Supplied records
* Begin *

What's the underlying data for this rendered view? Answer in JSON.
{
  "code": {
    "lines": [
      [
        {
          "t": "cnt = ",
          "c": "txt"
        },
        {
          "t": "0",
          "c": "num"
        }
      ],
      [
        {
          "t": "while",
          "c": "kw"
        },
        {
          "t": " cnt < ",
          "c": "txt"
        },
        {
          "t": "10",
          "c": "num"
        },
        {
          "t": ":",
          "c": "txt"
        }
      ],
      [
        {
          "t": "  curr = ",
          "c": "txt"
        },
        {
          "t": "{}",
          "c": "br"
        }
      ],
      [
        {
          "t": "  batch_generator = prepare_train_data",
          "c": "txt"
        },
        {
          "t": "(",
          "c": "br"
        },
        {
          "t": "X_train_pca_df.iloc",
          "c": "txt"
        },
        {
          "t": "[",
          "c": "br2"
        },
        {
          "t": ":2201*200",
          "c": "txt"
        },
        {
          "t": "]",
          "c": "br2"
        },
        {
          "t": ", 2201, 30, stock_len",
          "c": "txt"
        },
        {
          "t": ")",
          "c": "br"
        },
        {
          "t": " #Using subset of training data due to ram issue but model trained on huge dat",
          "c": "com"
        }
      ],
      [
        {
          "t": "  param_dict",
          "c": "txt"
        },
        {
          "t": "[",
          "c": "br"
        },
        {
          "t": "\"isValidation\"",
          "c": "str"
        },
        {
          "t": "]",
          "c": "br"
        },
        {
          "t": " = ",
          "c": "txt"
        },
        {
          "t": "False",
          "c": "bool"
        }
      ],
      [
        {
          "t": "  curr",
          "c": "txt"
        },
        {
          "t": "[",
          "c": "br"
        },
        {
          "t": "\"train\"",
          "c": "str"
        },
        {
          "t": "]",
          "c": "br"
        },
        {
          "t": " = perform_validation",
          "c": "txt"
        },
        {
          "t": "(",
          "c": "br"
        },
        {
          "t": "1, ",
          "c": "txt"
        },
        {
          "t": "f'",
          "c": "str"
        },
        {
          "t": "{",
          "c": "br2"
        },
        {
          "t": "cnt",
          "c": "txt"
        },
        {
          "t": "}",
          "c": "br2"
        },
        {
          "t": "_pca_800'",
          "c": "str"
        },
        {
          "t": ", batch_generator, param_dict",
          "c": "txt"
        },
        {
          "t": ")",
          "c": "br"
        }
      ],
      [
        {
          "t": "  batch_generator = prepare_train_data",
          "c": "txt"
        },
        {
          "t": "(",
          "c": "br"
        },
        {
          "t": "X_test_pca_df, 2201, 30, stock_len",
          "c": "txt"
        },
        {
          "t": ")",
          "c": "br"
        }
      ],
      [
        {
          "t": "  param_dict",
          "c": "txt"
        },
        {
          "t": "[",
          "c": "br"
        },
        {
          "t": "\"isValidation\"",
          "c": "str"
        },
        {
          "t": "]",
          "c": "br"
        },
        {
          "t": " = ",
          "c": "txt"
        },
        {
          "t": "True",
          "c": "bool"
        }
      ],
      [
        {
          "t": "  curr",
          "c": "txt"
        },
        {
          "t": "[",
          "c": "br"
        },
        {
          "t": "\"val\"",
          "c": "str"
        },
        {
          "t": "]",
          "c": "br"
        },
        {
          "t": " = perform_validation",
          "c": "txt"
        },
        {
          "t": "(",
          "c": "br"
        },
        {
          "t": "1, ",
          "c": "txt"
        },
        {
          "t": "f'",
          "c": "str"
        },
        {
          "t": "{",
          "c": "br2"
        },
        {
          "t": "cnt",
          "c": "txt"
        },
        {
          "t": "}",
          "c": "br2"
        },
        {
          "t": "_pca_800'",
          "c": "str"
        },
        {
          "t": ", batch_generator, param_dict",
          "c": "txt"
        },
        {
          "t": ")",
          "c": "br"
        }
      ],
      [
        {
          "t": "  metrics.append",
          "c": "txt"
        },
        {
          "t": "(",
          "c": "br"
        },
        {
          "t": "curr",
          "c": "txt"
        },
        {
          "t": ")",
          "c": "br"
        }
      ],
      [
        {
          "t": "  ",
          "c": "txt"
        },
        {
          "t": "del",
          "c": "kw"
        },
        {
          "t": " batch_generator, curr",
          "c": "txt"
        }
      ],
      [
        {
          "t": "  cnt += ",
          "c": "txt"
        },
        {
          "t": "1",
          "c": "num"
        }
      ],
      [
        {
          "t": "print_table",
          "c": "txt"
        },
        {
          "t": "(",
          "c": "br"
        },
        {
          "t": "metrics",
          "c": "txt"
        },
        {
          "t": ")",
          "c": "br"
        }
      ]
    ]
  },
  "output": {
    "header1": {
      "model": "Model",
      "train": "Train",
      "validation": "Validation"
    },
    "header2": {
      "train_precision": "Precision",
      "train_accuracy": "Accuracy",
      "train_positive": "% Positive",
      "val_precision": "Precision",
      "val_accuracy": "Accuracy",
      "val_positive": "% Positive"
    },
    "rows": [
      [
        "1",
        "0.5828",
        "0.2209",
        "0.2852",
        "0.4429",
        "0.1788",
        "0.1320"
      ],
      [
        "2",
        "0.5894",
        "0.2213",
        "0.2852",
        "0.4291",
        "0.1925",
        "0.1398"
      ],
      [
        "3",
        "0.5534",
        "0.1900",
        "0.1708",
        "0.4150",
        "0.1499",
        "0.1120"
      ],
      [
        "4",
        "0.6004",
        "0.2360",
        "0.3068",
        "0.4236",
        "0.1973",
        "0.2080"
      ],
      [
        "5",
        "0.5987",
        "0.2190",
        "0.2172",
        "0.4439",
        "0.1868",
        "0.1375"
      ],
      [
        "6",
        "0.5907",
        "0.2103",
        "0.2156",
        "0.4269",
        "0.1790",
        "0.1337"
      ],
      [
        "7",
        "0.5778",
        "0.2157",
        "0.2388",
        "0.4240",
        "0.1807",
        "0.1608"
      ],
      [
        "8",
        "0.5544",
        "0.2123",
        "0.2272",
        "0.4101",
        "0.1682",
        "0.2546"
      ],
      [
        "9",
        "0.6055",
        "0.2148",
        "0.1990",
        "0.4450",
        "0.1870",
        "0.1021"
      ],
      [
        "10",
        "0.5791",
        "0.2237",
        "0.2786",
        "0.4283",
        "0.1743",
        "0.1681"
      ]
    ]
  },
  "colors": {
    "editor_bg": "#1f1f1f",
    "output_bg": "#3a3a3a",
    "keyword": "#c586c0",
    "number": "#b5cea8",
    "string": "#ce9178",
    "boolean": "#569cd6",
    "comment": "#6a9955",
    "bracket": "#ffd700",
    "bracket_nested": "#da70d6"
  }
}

* End *

Your instructions
Write out all the entries exactly.

Solution for this task
What's the underlying data for this rendered view? Answer in JSON.
{
  "code": {
    "lines": [
      [
        {
          "t": "cnt = ",
          "c": "txt"
        },
        {
          "t": "0",
          "c": "num"
        }
      ],
      [
        {
          "t": "while",
          "c": "kw"
        },
        {
          "t": " cnt < ",
          "c": "txt"
        },
        {
          "t": "10",
          "c": "num"
        },
        {
          "t": ":",
          "c": "txt"
        }
      ],
      [
        {
          "t": "  curr = ",
          "c": "txt"
        },
        {
          "t": "{}",
          "c": "br"
        }
      ],
      [
        {
          "t": "  batch_generator = prepare_train_data",
          "c": "txt"
        },
        {
          "t": "(",
          "c": "br"
        },
        {
          "t": "X_train_pca_df.iloc",
          "c": "txt"
        },
        {
          "t": "[",
          "c": "br2"
        },
        {
          "t": ":2201*200",
          "c": "txt"
        },
        {
          "t": "]",
          "c": "br2"
        },
        {
          "t": ", 2201, 30, stock_len",
          "c": "txt"
        },
        {
          "t": ")",
          "c": "br"
        },
        {
          "t": " #Using subset of training data due to ram issue but model trained on huge dat",
          "c": "com"
        }
      ],
      [
        {
          "t": "  param_dict",
          "c": "txt"
        },
        {
          "t": "[",
          "c": "br"
        },
        {
          "t": "\"isValidation\"",
          "c": "str"
        },
        {
          "t": "]",
          "c": "br"
        },
        {
          "t": " = ",
          "c": "txt"
        },
        {
          "t": "False",
          "c": "bool"
        }
      ],
      [
        {
          "t": "  curr",
          "c": "txt"
        },
        {
          "t": "[",
          "c": "br"
        },
        {
          "t": "\"train\"",
          "c": "str"
        },
        {
          "t": "]",
          "c": "br"
        },
        {
          "t": " = perform_validation",
          "c": "txt"
        },
        {
          "t": "(",
          "c": "br"
        },
        {
          "t": "1, ",
          "c": "txt"
        },
        {
          "t": "f'",
          "c": "str"
        },
        {
          "t": "{",
          "c": "br2"
        },
        {
          "t": "cnt",
          "c": "txt"
        },
        {
          "t": "}",
          "c": "br2"
        },
        {
          "t": "_pca_800'",
          "c": "str"
        },
        {
          "t": ", batch_generator, param_dict",
          "c": "txt"
        },
        {
          "t": ")",
          "c": "br"
        }
      ],
      [
        {
          "t": "  batch_generator = prepare_train_data",
          "c": "txt"
        },
        {
          "t": "(",
          "c": "br"
        },
        {
          "t": "X_test_pca_df, 2201, 30, stock_len",
          "c": "txt"
        },
        {
          "t": ")",
          "c": "br"
        }
      ],
      [
        {
          "t": "  param_dict",
          "c": "txt"
        },
        {
          "t": "[",
          "c": "br"
        },
        {
          "t": "\"isValidation\"",
          "c": "str"
        },
        {
          "t": "]",
          "c": "br"
        },
        {
          "t": " = ",
          "c": "txt"
        },
        {
          "t": "True",
          "c": "bool"
        }
      ],
      [
        {
          "t": "  curr",
          "c": "txt"
        },
        {
          "t": "[",
          "c": "br"
        },
        {
          "t": "\"val\"",
          "c": "str"
        },
        {
          "t": "]",
          "c": "br"
        },
        {
          "t": " = perform_validation",
          "c": "txt"
        },
        {
          "t": "(",
          "c": "br"
        },
        {
          "t": "1, ",
          "c": "txt"
        },
        {
          "t": "f'",
          "c": "str"
        },
        {
          "t": "{",
          "c": "br2"
        },
        {
          "t": "cnt",
          "c": "txt"
        },
        {
          "t": "}",
          "c": "br2"
        },
        {
          "t": "_pca_800'",
          "c": "str"
        },
        {
          "t": ", batch_generator, param_dict",
          "c": "txt"
        },
        {
          "t": ")",
          "c": "br"
        }
      ],
      [
        {
          "t": "  metrics.append",
          "c": "txt"
        },
        {
          "t": "(",
          "c": "br"
        },
        {
          "t": "curr",
          "c": "txt"
        },
        {
          "t": ")",
          "c": "br"
        }
      ],
      [
        {
          "t": "  ",
          "c": "txt"
        },
        {
          "t": "del",
          "c": "kw"
        },
        {
          "t": " batch_generator, curr",
          "c": "txt"
        }
      ],
      [
        {
          "t": "  cnt += ",
          "c": "txt"
        },
        {
          "t": "1",
          "c": "num"
        }
      ],
      [
        {
          "t": "print_table",
          "c": "txt"
        },
        {
          "t": "(",
          "c": "br"
        },
        {
          "t": "metrics",
          "c": "txt"
        },
        {
          "t": ")",
          "c": "br"
        }
      ]
    ]
  },
  "output": {
    "header1": {
      "model": "Model",
      "train": "Train",
      "validation": "Validation"
    },
    "header2": {
      "train_precision": "Precision",
      "train_accuracy": "Accuracy",
      "train_positive": "% Positive",
      "val_precision": "Precision",
      "val_accuracy": "Accuracy",
      "val_positive": "% Positive"
    },
    "rows": [
      [
        "1",
        "0.5828",
        "0.2209",
        "0.2852",
        "0.4429",
        "0.1788",
        "0.1320"
      ],
      [
        "2",
        "0.5894",
        "0.2213",
        "0.2852",
        "0.4291",
        "0.1925",
        "0.1398"
      ],
      [
        "3",
        "0.5534",
        "0.1900",
        "0.1708",
        "0.4150",
        "0.1499",
        "0.1120"
      ],
      [
        "4",
        "0.6004",
        "0.2360",
        "0.3068",
        "0.4236",
        "0.1973",
        "0.2080"
      ],
      [
        "5",
        "0.5987",
        "0.2190",
        "0.2172",
        "0.4439",
        "0.1868",
        "0.1375"
      ],
      [
        "6",
        "0.5907",
        "0.2103",
        "0.2156",
        "0.4269",
        "0.1790",
        "0.1337"
      ],
      [
        "7",
        "0.5778",
        "0.2157",
        "0.2388",
        "0.4240",
        "0.1807",
        "0.1608"
      ],
      [
        "8",
        "0.5544",
        "0.2123",
        "0.2272",
        "0.4101",
        "0.1682",
        "0.2546"
      ],
      [
        "9",
        "0.6055",
        "0.2148",
        "0.1990",
        "0.4450",
        "0.1870",
        "0.1021"
      ],
      [
        "10",
        "0.5791",
        "0.2237",
        "0.2786",
        "0.4283",
        "0.1743",
        "0.1681"
      ]
    ]
  },
  "colors": {
    "editor_bg": "#1f1f1f",
    "output_bg": "#3a3a3a",
    "keyword": "#c586c0",
    "number": "#b5cea8",
    "string": "#ce9178",
    "boolean": "#569cd6",
    "comment": "#6a9955",
    "bracket": "#ffd700",
    "bracket_nested": "#da70d6"
  }
}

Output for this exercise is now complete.